### READING TEXT:

Tuesday
Jun172014

June Update - New Porch

It’s been nearly 6 months since my last post.  I guess you could say I’m officially over the regular blog update thingie,  but I intend to keep it as I know once we start traveling in the motorhome I will want to document our trips.   

We’ve been pretty busy the last 6 months planning and managing the construction of our screened-in porch. Something we have always wanted and decided to get it done this year.  After this is complete we will add some landscape beds on each side and then I believe everything we wanted in our forever home will be complete.  Until I change something. But I haven’t had a desire to do much of that.  Yet.  GRIN

The Plan


 

 

Early on in the design process we discovered a property setback issue.  Most other homes in our community are able to build a pretty large rectangle porch - usually 15 x 14-18’ deep.  Unfortunately, our home was built so close to the setback line we had to add a 45 degree angled wall @ 8’ and then were only able to go out a few feet more.  Not even getting close to 14’.  :-(

Once we discovered this problem we decided that room alone was not big enough so we bit the bullet and created a second room along the back of the sunroom.  Initially we thought we’d just do about 7-8’ deep on the bigger room - large enough for a swing and some rocking chairs - unscreened, but covered.  Sort of like the front porch we had in NC.  But then we decided to go as deep as we could and enclose everything.  It was such a large project and we had the right builder so we didn’t want to have second thoughts wishing we had gone deeper when it was all done.

### STATED EXERCISE 1:
List every measurement in feet that the porch post gives, each with what it describes.
### STATED EXERCISE 2:
Continue the blog post about the screened-in porch, starting right after its last sentence.
Nothing in the data listing is needed.

### Data listing:
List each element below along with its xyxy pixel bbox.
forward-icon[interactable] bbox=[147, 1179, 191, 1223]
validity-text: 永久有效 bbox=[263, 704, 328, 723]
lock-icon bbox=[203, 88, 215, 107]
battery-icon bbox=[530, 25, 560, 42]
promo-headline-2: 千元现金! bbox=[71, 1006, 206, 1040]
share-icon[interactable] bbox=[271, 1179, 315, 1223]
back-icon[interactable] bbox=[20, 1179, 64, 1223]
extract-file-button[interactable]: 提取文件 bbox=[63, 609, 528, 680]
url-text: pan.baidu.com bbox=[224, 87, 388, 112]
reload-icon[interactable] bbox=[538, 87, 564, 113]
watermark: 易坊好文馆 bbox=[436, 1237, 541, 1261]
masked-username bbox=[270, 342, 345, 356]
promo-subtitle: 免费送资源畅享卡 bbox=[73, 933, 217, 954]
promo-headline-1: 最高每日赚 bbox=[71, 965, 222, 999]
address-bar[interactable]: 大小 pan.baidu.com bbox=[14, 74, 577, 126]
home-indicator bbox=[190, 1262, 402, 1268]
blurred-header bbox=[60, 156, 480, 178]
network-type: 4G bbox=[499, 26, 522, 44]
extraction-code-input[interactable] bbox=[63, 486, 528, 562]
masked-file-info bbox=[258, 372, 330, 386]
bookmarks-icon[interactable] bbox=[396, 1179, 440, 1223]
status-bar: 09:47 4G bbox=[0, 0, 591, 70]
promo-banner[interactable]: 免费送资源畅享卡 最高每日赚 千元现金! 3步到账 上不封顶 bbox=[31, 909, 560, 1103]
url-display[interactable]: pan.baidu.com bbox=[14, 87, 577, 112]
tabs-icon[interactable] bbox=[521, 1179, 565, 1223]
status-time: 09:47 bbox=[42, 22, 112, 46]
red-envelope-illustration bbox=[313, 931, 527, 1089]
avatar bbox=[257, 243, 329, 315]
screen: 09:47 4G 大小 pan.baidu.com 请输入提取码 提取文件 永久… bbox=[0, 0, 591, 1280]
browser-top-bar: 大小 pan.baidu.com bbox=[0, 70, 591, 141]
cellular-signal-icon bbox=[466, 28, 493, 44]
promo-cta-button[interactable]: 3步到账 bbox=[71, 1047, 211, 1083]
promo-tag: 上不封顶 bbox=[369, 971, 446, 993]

### REPLY 1:
- "15 x 14-18’ deep": the usual size of the large rectangle porches other homes in the community can build
- "8’": where the 45 degree angled wall had to be added
- "14’": the depth this porch could not come close to reaching
- "7-8’ deep": the depth first considered for the bigger room

### REPLY 2:
Here are a few construction pictures and some interior pictures shortly after we moved in some furniture. Gutter installation and general cleanup outside will be done later this week. But landscaping will not occur until September. 

 


We decided to go with a travertine floor and installing it was a massive under taking.  Or I should say the prep to laying it was massive.  They moved 10 tons of rock to the backyard with a skid steer loader and buku trips with their wheel barrows.  

The rock was then compacted and then they added a layer of sand.  Three guys got this all done in 2 days. It was amazing.  

 

The painters then did their thing - inside and out.  


This is Palladian Blue by Benjamin Moore.  Same color as my kitchen.  I need to get another picture of the finished ceiling.  

We moved in the furniture last weekend.   In the smaller room the furniture is facing the house - it just made more sense as there are a lot of doorways in this room so we plan to use it in the morning to watch TV.   It will sit on a piece of furniture in front of the house windows.   


I had a short wall added inside to provide separation between the rooms and a place for some furniture for each room.   I picked up the hutch in the picture below @ a local antique store for $140.  It was already painted in a chipped, distressed look.  I wish it was about 10” taller overall, but I’m not completely unhappy with it.  It’s hard to find something that’s not too deep to fit on a wall that’s only 35” wide, so I consider myself pretty lucky.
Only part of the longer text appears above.